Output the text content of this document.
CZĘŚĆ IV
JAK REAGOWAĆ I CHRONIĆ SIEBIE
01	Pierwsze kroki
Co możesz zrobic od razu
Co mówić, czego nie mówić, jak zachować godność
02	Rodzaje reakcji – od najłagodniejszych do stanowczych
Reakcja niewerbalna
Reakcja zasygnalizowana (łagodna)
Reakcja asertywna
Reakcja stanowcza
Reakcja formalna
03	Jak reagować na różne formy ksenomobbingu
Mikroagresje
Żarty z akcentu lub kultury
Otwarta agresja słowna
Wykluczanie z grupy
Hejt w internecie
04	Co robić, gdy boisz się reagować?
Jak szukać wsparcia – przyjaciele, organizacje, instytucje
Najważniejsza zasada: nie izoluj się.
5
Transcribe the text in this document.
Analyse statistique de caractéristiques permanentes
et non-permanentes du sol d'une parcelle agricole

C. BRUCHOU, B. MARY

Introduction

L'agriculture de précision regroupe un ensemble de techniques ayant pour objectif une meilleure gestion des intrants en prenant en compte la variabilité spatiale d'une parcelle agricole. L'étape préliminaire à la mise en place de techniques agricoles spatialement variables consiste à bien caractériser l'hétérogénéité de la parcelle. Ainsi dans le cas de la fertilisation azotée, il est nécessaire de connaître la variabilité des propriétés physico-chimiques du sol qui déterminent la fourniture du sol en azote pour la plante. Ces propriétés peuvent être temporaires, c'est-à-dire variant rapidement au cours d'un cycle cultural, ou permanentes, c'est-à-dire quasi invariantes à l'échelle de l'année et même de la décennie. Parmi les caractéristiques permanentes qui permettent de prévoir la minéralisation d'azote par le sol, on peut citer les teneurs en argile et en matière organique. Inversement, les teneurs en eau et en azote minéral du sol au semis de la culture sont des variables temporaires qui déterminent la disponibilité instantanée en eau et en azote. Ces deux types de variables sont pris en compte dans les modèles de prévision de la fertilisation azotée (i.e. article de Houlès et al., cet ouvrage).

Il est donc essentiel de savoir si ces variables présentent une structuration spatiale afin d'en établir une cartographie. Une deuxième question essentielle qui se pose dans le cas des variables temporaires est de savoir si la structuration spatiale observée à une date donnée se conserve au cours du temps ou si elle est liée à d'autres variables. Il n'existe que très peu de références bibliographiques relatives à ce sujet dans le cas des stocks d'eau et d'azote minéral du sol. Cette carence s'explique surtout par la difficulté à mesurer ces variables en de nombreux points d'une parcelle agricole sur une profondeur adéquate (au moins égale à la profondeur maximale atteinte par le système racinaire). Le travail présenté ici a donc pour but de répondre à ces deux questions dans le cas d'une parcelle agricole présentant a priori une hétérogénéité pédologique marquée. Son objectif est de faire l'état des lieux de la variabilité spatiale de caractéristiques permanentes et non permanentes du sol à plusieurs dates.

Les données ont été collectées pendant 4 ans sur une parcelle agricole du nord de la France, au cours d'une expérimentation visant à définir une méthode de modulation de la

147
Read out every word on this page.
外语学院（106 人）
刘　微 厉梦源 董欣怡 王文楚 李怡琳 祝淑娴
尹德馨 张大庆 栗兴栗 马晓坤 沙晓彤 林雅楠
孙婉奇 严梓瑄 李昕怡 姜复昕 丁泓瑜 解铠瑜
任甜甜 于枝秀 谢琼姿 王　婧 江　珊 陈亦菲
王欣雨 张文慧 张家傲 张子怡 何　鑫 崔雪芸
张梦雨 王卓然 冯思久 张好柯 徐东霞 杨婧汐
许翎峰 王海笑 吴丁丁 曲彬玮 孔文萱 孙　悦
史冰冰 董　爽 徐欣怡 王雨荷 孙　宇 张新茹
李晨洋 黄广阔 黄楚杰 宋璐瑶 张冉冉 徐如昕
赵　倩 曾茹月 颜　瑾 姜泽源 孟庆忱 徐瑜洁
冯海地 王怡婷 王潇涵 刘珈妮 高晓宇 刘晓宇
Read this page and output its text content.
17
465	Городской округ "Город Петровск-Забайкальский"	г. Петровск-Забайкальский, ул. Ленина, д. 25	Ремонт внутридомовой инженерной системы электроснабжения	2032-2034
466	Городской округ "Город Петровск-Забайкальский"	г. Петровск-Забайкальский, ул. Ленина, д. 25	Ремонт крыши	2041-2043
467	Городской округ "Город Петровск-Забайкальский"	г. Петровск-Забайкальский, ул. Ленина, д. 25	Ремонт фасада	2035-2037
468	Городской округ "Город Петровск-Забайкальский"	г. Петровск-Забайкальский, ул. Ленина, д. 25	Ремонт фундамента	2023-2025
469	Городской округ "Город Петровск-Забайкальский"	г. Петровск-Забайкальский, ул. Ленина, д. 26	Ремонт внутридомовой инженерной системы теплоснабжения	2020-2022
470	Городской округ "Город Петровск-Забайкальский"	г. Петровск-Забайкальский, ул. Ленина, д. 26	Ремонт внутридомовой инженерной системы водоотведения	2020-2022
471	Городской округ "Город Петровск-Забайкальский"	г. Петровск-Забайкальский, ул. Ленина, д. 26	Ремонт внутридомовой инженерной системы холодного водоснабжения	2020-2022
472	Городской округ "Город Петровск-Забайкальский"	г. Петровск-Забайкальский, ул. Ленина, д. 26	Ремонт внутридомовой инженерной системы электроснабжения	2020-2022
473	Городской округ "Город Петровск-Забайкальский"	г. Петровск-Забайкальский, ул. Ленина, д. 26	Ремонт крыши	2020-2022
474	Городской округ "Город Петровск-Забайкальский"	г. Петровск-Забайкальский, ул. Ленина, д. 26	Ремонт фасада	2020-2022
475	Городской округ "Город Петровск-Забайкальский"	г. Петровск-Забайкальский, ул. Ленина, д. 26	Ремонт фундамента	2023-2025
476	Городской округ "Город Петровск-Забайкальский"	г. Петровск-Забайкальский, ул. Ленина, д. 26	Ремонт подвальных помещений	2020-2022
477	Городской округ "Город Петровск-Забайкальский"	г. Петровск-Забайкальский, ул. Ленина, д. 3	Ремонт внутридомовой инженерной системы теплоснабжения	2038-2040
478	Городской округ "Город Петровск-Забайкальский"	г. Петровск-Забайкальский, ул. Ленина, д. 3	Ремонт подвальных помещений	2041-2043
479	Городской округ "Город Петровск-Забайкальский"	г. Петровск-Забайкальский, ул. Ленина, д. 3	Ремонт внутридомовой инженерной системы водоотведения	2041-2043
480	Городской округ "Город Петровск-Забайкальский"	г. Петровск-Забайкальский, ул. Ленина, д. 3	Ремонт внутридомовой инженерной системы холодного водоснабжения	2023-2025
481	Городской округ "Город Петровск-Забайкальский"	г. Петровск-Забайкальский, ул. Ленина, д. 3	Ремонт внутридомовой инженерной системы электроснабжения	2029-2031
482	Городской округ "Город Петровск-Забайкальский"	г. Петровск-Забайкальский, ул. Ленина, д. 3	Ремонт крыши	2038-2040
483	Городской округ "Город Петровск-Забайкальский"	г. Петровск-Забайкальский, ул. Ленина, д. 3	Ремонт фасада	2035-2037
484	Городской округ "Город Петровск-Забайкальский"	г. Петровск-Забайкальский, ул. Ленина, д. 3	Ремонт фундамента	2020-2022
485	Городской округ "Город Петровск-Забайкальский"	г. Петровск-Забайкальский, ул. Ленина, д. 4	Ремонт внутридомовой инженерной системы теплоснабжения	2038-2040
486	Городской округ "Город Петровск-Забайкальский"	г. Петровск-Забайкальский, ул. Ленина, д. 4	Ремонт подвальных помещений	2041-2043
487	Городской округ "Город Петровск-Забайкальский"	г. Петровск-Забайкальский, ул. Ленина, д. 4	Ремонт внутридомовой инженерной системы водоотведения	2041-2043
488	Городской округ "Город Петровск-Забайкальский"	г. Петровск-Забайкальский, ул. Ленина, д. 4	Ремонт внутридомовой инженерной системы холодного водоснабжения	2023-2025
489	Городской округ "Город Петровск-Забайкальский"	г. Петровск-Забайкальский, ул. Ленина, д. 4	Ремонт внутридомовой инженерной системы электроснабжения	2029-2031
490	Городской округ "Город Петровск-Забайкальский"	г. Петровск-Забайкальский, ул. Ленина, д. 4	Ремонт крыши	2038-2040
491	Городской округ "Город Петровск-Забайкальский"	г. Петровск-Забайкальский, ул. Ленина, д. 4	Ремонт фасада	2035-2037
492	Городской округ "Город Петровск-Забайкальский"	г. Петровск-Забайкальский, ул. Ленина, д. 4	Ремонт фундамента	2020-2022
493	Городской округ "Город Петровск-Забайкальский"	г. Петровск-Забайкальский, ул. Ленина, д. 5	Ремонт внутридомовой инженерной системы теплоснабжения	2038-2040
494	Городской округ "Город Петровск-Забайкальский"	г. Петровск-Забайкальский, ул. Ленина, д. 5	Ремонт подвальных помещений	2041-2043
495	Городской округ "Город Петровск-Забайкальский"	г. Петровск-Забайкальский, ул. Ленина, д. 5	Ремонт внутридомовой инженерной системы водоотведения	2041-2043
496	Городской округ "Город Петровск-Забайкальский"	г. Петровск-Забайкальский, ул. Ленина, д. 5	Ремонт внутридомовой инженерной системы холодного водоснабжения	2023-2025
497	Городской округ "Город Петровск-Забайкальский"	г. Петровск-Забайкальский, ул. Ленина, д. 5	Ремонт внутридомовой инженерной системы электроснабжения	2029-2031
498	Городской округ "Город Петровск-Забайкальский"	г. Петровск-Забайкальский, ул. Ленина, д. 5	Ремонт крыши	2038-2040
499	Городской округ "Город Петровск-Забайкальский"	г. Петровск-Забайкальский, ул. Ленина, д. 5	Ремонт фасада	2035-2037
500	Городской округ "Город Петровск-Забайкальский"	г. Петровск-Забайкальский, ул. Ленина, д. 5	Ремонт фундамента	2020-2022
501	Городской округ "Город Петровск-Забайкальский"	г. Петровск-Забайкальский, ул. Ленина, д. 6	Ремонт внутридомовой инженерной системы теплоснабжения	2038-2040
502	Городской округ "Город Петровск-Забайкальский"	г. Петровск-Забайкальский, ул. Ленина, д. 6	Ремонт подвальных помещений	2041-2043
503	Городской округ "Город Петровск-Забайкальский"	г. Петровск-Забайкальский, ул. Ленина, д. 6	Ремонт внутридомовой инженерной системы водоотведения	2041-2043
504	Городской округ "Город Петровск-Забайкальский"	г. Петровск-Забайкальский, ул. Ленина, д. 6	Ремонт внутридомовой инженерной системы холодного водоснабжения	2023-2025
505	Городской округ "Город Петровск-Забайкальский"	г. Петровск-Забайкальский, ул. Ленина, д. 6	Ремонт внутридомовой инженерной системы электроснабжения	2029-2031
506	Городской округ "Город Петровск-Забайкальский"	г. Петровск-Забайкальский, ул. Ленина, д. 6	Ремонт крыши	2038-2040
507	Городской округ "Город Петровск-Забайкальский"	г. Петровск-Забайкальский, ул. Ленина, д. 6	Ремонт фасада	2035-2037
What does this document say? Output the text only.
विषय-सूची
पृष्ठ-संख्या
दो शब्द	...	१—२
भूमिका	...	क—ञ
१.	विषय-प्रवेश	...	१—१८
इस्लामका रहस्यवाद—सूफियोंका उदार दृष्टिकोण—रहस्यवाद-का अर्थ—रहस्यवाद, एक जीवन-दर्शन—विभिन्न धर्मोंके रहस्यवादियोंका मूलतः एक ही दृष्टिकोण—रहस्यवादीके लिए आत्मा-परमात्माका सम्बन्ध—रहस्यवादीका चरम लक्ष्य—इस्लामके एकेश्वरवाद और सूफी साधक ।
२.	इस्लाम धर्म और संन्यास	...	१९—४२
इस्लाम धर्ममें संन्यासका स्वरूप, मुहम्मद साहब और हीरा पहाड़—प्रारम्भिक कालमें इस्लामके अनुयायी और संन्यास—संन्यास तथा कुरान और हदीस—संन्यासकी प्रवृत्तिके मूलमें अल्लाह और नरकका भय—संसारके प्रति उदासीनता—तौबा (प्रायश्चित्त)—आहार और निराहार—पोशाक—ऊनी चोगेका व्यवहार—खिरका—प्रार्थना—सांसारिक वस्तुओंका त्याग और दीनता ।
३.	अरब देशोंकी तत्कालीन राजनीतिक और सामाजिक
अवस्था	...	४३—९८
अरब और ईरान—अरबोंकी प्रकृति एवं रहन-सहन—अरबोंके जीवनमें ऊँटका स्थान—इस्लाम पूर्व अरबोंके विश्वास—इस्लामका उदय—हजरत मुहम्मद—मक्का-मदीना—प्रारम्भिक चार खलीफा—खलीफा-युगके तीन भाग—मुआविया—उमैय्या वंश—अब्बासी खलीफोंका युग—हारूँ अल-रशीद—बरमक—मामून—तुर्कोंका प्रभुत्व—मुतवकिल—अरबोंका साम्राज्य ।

######

*GIVEN PROBLEM:*
Collect each line holding the string "content".

*FINAL RESULT:*
Output the text content of this document.
Read this page and output its text content.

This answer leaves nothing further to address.